┌────────

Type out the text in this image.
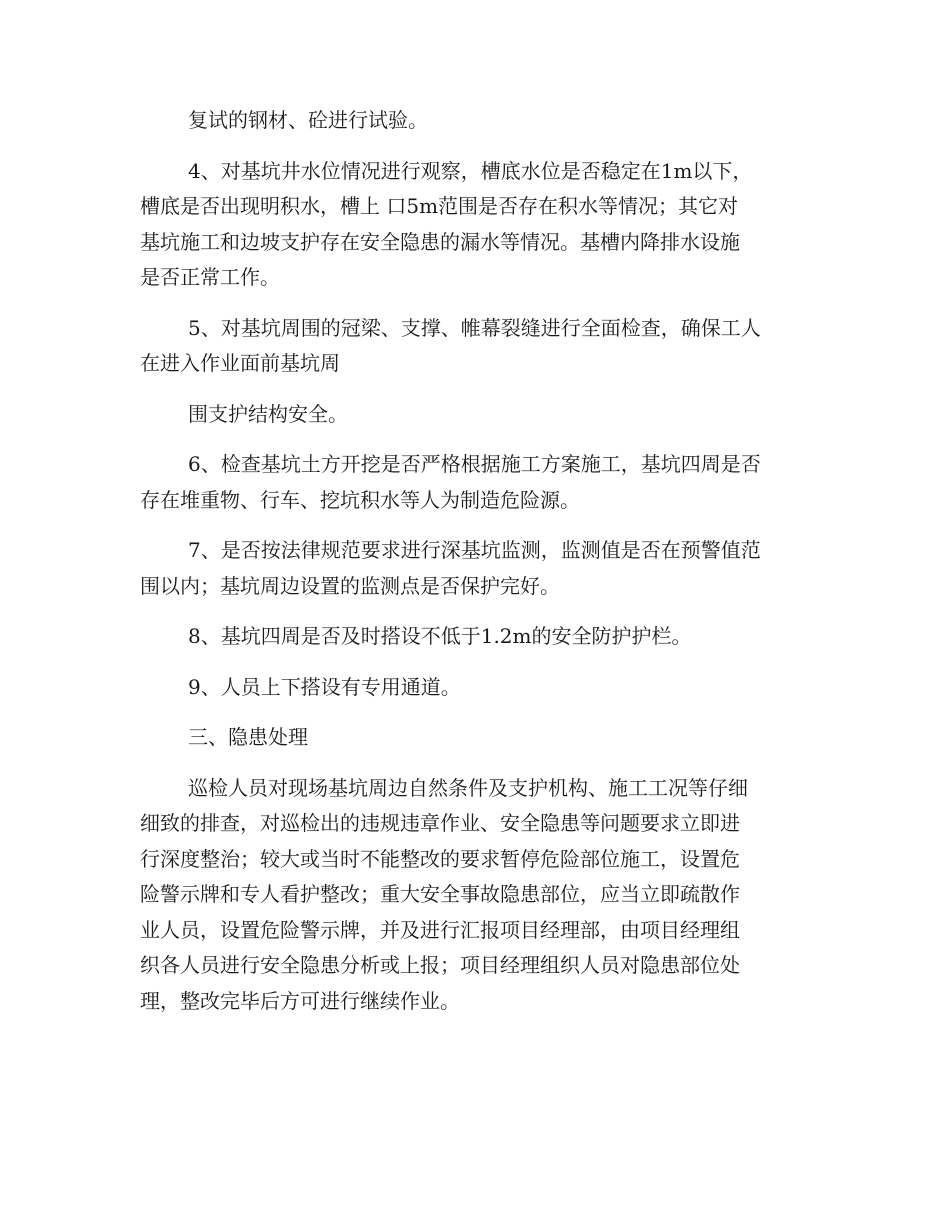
复试的钢材、砼进行试验。
4、对基坑井水位情况进行观察，槽底水位是否稳定在1m以下，
槽底是否出现明积水，槽上 口5m范围是否存在积水等情况；其它对
基坑施工和边坡支护存在安全隐患的漏水等情况。基槽内降排水设施
是否正常工作。
5、对基坑周围的冠梁、支撑、帷幕裂缝进行全面检查，确保工人
在进入作业面前基坑周
围支护结构安全。
6、检查基坑土方开挖是否严格根据施工方案施工，基坑四周是否
存在堆重物、行车、挖坑积水等人为制造危险源。
7、是否按法律规范要求进行深基坑监测，监测值是否在预警值范
围以内；基坑周边设置的监测点是否保护完好。
8、基坑四周是否及时搭设不低于1.2m的安全防护护栏。
9、人员上下搭设有专用通道。
三、隐患处理
巡检人员对现场基坑周边自然条件及支护机构、施工工况等仔细
细致的排查，对巡检出的违规违章作业、安全隐患等问题要求立即进
行深度整治；较大或当时不能整改的要求暂停危险部位施工，设置危
险警示牌和专人看护整改；重大安全事故隐患部位，应当立即疏散作
业人员，设置危险警示牌，并及进行汇报项目经理部，由项目经理组
织各人员进行安全隐患分析或上报；项目经理组织人员对隐患部位处
理，整改完毕后方可进行继续作业。
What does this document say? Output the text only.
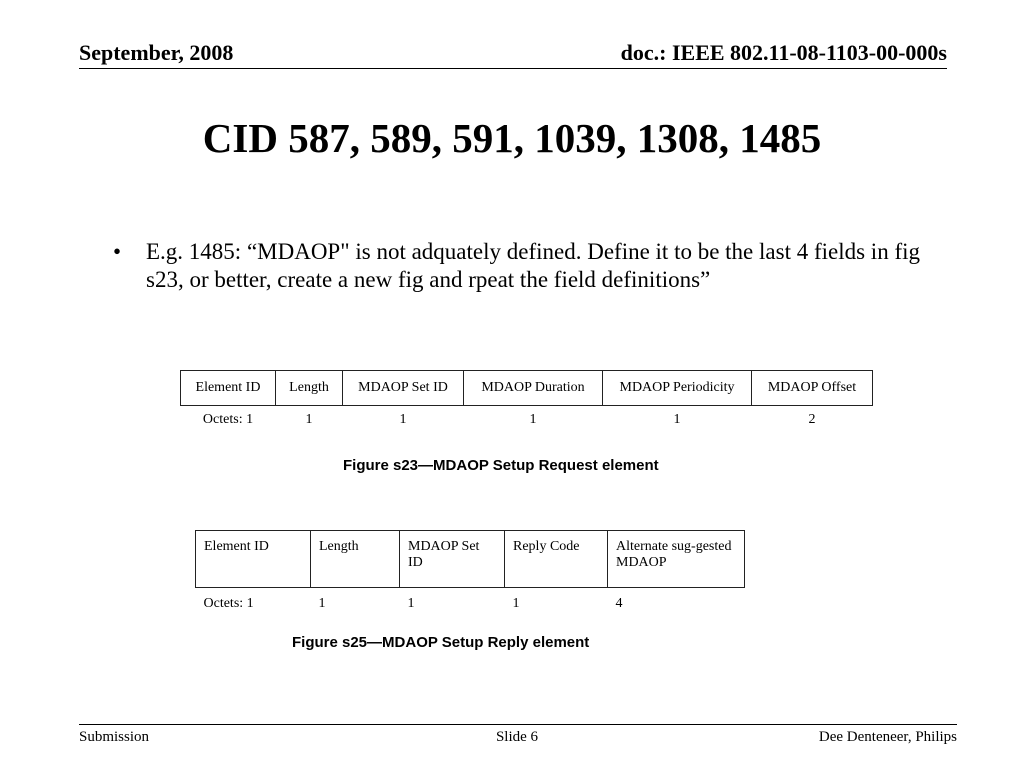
September, 2008	doc.: IEEE 802.11-08-1103-00-000s
CID 587, 589, 591, 1039, 1308, 1485
• E.g. 1485: “MDAOP" is not adquately defined. Define it to be the last 4 fields in fig s23, or better, create a new fig and rpeat the field definitions”
Element ID	Length	MDAOP Set ID	MDAOP Duration	MDAOP Periodicity	MDAOP Offset
Octets: 1	1	1	1	1	2
Figure s23—MDAOP Setup Request element
Element ID	Length	MDAOP Set ID	Reply Code	Alternate sug-gested MDAOP
Octets: 1	1	1	1	4
Figure s25—MDAOP Setup Reply element
Submission	Slide 6	Dee Denteneer, Philips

└────────

**WHAT IS BEING ASKED**
Retype the records exactly. Any image in them should not appear in what you write.

**EXERCISE RESULT**
Type out the text in this image.
复试的钢材、砼进行试验。
4、对基坑井水位情况进行观察，槽底水位是否稳定在1m以下，
槽底是否出现明积水，槽上 口5m范围是否存在积水等情况；其它对
基坑施工和边坡支护存在安全隐患的漏水等情况。基槽内降排水设施
是否正常工作。
5、对基坑周围的冠梁、支撑、帷幕裂缝进行全面检查，确保工人
在进入作业面前基坑周
围支护结构安全。
6、检查基坑土方开挖是否严格根据施工方案施工，基坑四周是否
存在堆重物、行车、挖坑积水等人为制造危险源。
7、是否按法律规范要求进行深基坑监测，监测值是否在预警值范
围以内；基坑周边设置的监测点是否保护完好。
8、基坑四周是否及时搭设不低于1.2m的安全防护护栏。
9、人员上下搭设有专用通道。
三、隐患处理
巡检人员对现场基坑周边自然条件及支护机构、施工工况等仔细
细致的排查，对巡检出的违规违章作业、安全隐患等问题要求立即进
行深度整治；较大或当时不能整改的要求暂停危险部位施工，设置危
险警示牌和专人看护整改；重大安全事故隐患部位，应当立即疏散作
业人员，设置危险警示牌，并及进行汇报项目经理部，由项目经理组
织各人员进行安全隐患分析或上报；项目经理组织人员对隐患部位处
理，整改完毕后方可进行继续作业。
What does this document say? Output the text only.
September, 2008	doc.: IEEE 802.11-08-1103-00-000s
CID 587, 589, 591, 1039, 1308, 1485
• E.g. 1485: “MDAOP" is not adquately defined. Define it to be the last 4 fields in fig s23, or better, create a new fig and rpeat the field definitions”
Element ID	Length	MDAOP Set ID	MDAOP Duration	MDAOP Periodicity	MDAOP Offset
Octets: 1	1	1	1	1	2
Figure s23—MDAOP Setup Request element
Element ID	Length	MDAOP Set ID	Reply Code	Alternate sug-gested MDAOP
Octets: 1	1	1	1	4
Figure s25—MDAOP Setup Reply element
Submission	Slide 6	Dee Denteneer, Philips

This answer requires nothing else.